**Provided data**

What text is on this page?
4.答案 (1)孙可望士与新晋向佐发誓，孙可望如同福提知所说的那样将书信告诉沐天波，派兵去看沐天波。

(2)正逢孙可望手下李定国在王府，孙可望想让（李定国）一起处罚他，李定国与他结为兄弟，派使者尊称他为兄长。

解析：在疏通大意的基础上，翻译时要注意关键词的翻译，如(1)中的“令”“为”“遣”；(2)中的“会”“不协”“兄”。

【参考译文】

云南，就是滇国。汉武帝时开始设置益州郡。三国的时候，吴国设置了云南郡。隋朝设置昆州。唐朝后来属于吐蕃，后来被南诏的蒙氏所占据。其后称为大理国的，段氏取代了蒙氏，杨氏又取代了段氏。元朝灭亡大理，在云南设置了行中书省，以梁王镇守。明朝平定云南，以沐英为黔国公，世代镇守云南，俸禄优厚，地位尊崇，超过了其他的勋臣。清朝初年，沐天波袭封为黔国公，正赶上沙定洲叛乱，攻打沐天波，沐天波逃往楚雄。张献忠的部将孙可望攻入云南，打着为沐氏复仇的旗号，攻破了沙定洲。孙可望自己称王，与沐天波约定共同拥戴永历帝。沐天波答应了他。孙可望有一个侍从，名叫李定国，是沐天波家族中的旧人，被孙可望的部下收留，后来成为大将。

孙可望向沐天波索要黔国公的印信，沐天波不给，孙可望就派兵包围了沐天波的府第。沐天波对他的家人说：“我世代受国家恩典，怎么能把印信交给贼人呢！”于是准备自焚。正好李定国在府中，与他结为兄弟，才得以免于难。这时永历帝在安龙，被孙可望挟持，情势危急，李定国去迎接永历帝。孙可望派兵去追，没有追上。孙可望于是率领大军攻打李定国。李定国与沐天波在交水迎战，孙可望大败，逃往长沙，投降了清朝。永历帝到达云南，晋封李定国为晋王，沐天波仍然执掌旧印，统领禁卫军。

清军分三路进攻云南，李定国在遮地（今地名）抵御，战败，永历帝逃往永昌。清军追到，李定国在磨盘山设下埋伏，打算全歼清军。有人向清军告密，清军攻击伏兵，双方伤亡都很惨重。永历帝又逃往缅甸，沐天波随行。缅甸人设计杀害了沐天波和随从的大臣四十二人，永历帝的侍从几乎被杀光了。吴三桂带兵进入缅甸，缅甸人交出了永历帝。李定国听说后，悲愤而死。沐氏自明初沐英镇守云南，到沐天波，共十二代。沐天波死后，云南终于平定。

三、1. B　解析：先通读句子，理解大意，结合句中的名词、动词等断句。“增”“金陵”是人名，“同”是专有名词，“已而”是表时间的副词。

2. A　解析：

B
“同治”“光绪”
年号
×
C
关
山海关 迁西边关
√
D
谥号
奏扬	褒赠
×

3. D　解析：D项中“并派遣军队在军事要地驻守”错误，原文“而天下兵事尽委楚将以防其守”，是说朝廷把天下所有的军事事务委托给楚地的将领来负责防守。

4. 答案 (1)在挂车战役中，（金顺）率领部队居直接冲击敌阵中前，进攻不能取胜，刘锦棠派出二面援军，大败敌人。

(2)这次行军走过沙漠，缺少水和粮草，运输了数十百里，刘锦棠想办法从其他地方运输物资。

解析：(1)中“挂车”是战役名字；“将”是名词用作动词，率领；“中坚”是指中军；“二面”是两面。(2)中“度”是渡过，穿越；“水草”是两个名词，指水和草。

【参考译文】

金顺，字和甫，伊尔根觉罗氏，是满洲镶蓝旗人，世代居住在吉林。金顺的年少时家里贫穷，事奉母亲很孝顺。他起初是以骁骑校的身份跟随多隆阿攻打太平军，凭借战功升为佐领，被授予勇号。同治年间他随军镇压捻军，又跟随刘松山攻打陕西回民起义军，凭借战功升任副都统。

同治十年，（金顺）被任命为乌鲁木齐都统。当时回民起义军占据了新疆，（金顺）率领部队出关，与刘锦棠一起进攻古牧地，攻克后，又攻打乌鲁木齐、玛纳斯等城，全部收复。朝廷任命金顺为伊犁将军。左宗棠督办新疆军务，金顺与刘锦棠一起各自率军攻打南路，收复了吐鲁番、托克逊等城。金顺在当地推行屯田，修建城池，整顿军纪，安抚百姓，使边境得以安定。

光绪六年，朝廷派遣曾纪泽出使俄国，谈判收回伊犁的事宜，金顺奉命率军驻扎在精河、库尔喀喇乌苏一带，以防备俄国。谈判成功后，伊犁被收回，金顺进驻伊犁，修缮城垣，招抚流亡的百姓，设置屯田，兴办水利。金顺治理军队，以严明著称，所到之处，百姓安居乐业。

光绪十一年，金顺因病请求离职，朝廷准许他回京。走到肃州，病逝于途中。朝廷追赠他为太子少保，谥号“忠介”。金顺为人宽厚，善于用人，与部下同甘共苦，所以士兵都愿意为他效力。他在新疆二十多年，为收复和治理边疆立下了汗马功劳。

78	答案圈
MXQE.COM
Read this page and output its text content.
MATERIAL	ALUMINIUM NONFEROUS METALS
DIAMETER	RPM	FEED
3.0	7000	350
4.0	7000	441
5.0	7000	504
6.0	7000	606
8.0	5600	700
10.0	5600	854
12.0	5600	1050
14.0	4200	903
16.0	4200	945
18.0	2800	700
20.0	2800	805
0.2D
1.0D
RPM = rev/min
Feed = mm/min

**Instruction**
Exact repetition is required for the lines from the one that contains "Read this page and output its text content." through the final line; leave out everything else.

**Answer to the task**
Read this page and output its text content.
MATERIAL	ALUMINIUM NONFEROUS METALS
DIAMETER	RPM	FEED
3.0	7000	350
4.0	7000	441
5.0	7000	504
6.0	7000	606
8.0	5600	700
10.0	5600	854
12.0	5600	1050
14.0	4200	903
16.0	4200	945
18.0	2800	700
20.0	2800	805
0.2D
1.0D
RPM = rev/min
Feed = mm/min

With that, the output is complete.